**Brief:**
Each line below either holds the string "Portfolio" or doesn't. Count those that do and give only the number.

Rows from a figure dataset:
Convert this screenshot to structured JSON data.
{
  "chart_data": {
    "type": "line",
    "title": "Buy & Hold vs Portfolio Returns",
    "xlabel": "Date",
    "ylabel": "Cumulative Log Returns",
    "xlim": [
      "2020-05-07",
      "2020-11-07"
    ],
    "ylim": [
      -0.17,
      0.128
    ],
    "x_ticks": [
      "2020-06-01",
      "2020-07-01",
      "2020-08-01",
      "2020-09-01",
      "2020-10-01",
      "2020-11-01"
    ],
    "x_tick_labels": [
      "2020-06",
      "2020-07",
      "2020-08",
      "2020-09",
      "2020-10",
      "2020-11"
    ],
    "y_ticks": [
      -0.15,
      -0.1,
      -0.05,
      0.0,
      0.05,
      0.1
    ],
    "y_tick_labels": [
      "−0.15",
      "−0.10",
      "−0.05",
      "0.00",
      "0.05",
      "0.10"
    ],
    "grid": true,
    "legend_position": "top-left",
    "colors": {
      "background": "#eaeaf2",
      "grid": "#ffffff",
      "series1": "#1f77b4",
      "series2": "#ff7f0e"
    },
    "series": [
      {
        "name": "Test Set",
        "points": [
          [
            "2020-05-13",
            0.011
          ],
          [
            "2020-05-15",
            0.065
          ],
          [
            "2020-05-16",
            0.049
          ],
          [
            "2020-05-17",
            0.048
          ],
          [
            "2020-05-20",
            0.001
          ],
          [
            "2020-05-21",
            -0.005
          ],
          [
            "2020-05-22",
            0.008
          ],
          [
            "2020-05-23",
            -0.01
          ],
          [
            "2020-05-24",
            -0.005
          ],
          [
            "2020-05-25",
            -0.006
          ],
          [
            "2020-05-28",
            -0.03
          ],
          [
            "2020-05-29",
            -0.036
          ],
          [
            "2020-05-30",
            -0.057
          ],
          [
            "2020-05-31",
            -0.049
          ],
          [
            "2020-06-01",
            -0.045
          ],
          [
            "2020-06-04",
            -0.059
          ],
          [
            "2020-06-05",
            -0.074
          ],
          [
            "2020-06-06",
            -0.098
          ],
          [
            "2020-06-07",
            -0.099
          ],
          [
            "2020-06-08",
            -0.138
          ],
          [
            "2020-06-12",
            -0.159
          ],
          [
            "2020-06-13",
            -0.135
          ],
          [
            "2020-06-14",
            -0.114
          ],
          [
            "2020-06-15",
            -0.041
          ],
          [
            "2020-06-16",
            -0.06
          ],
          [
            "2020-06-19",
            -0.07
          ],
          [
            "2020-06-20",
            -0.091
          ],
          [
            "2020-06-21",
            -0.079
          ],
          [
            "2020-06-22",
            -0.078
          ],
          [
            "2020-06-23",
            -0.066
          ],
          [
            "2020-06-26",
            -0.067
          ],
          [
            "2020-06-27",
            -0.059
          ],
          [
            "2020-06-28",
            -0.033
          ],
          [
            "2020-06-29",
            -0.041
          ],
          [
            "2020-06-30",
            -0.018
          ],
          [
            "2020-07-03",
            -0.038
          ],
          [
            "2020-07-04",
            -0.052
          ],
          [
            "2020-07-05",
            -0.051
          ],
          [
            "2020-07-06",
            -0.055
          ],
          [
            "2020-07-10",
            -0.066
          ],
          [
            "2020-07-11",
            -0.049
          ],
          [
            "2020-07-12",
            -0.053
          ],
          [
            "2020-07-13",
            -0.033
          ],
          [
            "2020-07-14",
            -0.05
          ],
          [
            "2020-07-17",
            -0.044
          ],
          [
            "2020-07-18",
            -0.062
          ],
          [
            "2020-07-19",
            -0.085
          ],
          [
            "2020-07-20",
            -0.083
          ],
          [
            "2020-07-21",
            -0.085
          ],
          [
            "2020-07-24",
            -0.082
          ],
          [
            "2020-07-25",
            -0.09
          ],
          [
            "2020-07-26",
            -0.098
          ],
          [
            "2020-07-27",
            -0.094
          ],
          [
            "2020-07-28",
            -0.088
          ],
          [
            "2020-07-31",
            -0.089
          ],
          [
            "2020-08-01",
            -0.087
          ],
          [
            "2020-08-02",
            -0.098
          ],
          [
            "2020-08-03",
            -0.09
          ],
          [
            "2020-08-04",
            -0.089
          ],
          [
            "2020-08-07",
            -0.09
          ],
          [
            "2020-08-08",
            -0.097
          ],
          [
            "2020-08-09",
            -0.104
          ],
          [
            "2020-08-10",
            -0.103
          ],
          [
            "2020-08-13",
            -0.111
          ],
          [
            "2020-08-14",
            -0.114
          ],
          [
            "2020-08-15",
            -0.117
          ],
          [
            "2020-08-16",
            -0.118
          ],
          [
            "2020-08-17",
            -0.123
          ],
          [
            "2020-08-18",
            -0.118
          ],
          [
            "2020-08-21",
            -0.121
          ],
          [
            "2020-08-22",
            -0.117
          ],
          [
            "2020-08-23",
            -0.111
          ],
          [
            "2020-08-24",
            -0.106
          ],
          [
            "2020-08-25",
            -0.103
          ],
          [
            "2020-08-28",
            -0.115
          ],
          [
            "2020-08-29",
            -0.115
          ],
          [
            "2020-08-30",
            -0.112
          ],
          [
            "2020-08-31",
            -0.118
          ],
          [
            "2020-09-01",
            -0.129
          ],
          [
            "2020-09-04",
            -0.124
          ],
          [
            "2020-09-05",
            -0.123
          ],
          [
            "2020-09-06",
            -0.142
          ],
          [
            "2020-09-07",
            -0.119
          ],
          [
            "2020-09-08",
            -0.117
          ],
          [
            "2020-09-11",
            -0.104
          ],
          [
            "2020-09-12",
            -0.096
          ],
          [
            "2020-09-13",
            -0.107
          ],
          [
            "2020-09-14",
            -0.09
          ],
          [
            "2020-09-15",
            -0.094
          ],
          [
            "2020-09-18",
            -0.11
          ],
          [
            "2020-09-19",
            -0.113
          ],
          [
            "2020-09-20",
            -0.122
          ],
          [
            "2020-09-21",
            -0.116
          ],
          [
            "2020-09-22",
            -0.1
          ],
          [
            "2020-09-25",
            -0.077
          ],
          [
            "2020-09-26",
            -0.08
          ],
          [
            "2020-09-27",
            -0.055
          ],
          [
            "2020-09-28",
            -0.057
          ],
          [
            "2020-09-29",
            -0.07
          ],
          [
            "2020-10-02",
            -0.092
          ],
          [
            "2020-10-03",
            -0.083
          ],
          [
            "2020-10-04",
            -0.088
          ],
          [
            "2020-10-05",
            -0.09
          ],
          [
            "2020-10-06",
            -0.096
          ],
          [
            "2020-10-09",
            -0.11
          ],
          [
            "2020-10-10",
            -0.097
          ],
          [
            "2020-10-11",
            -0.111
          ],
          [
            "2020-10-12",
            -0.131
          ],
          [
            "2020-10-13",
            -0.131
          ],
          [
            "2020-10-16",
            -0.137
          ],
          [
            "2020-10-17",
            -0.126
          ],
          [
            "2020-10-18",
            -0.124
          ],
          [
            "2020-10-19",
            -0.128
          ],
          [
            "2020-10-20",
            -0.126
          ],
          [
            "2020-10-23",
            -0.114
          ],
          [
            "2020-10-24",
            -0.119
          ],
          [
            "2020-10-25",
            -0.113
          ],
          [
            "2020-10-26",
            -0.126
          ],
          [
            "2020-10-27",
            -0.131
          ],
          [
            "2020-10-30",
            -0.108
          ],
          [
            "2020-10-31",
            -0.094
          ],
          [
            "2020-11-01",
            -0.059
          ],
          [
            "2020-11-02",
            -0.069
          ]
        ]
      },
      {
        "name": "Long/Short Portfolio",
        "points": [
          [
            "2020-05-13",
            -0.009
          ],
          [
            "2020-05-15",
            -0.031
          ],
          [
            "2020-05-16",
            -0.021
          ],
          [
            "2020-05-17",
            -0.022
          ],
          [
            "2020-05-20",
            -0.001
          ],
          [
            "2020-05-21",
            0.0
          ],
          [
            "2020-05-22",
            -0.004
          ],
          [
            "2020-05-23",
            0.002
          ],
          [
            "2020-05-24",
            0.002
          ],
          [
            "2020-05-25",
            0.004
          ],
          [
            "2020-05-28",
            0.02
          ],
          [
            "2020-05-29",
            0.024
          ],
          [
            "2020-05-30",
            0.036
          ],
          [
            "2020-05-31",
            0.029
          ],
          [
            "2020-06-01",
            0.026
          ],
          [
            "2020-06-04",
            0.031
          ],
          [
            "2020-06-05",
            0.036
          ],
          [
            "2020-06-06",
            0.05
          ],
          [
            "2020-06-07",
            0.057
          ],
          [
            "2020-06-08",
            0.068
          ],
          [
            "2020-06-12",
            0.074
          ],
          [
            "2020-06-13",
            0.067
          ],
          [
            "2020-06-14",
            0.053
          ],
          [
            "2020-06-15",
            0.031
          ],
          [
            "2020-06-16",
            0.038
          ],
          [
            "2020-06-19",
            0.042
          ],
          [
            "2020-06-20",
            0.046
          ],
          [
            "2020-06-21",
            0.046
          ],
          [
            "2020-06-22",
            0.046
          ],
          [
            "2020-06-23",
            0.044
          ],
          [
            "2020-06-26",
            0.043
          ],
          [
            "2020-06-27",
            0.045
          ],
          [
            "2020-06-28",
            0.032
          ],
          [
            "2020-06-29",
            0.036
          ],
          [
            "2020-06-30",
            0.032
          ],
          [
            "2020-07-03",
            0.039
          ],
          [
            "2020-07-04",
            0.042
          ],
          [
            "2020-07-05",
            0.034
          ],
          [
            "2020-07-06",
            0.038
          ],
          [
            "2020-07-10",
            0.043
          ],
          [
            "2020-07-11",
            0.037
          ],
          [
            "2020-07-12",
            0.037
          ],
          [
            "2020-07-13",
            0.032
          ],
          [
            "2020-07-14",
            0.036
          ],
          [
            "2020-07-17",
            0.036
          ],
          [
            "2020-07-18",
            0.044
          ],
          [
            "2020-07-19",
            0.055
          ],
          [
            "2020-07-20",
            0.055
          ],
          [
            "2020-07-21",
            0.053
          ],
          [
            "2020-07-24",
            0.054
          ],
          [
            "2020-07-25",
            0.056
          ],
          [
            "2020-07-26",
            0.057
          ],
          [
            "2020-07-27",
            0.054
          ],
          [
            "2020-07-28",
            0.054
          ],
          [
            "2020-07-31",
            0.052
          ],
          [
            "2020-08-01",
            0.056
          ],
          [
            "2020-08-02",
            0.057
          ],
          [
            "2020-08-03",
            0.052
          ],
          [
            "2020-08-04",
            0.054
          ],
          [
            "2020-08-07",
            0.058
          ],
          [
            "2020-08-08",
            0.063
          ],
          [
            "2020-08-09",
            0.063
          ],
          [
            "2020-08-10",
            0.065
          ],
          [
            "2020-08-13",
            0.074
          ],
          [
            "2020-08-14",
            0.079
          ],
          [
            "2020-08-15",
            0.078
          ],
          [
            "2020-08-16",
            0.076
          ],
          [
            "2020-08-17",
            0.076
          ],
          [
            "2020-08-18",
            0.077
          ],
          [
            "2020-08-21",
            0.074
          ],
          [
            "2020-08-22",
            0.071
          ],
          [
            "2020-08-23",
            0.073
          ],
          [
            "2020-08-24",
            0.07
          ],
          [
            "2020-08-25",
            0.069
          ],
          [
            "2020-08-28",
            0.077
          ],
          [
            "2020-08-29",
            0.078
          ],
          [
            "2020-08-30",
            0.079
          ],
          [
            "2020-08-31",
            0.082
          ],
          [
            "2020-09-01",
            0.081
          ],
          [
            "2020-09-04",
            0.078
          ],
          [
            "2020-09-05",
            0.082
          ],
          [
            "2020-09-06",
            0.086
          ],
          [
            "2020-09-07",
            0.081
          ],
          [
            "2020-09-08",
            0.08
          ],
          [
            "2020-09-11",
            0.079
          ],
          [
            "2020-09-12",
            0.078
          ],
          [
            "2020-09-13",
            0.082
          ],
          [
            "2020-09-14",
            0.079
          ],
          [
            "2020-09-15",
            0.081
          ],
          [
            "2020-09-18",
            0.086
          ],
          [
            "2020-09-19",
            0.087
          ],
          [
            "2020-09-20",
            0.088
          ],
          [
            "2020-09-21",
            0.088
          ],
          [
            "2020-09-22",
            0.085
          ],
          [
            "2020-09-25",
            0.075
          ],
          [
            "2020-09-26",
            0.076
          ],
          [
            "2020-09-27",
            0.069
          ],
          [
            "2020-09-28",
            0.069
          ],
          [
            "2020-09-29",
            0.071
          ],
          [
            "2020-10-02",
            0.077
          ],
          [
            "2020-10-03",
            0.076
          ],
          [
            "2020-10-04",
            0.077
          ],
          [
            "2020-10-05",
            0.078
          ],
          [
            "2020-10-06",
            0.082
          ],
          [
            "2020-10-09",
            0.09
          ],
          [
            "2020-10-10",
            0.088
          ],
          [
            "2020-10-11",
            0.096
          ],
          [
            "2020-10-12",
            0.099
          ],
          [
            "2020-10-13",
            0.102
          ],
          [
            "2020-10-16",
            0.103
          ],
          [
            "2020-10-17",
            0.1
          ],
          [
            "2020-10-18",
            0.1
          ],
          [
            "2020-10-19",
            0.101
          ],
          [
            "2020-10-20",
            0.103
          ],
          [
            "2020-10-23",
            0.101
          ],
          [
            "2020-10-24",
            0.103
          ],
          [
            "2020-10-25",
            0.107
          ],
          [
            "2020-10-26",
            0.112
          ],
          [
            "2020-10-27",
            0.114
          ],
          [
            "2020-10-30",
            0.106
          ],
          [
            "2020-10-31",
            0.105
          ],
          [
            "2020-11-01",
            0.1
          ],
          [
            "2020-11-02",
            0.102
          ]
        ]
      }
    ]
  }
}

**Reply to the task:**
2